>>>>
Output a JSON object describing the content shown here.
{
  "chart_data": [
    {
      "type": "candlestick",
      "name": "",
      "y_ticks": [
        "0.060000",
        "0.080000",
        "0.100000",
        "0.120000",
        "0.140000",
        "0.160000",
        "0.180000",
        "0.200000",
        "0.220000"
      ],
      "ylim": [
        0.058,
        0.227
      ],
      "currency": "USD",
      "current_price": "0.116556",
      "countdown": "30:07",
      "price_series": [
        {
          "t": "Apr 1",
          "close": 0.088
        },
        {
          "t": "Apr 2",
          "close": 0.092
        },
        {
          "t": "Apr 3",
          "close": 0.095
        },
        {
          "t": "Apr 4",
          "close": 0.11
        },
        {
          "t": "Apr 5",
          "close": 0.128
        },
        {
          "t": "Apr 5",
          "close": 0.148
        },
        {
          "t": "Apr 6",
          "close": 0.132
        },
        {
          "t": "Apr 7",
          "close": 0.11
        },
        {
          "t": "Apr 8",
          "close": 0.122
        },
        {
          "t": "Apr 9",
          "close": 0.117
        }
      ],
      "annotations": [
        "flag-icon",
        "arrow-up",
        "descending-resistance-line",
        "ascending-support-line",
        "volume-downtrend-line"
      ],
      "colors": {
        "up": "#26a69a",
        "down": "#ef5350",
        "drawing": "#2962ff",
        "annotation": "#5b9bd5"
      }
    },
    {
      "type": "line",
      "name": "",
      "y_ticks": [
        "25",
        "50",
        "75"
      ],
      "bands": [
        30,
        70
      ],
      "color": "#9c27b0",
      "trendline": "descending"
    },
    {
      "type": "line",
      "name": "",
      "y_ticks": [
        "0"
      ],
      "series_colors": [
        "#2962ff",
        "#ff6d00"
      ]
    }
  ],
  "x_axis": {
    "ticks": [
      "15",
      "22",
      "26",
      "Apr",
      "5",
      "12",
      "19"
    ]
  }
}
<<<<
### Work to do
A line counts if it holds the word "descending". Work out how many lines in the listing count, and give only that number.

### Expected answer
2